**ROWS:**
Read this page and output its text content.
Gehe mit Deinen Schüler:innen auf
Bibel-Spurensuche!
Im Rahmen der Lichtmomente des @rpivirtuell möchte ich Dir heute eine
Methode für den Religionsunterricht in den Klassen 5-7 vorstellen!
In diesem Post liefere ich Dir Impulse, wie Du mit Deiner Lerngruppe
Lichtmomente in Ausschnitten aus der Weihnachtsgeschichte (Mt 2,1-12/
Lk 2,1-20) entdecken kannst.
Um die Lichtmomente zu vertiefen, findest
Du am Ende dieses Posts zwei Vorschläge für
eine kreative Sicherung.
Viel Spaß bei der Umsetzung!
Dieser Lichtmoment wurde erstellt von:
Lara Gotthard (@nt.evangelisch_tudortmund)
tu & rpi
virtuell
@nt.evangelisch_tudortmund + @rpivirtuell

**DO THIS:**
Restate each record exactly as written.

**EXERCISE RESULT:**
Read this page and output its text content.
Gehe mit Deinen Schüler:innen auf
Bibel-Spurensuche!
Im Rahmen der Lichtmomente des @rpivirtuell möchte ich Dir heute eine
Methode für den Religionsunterricht in den Klassen 5-7 vorstellen!
In diesem Post liefere ich Dir Impulse, wie Du mit Deiner Lerngruppe
Lichtmomente in Ausschnitten aus der Weihnachtsgeschichte (Mt 2,1-12/
Lk 2,1-20) entdecken kannst.
Um die Lichtmomente zu vertiefen, findest
Du am Ende dieses Posts zwei Vorschläge für
eine kreative Sicherung.
Viel Spaß bei der Umsetzung!
Dieser Lichtmoment wurde erstellt von:
Lara Gotthard (@nt.evangelisch_tudortmund)
tu & rpi
virtuell
@nt.evangelisch_tudortmund + @rpivirtuell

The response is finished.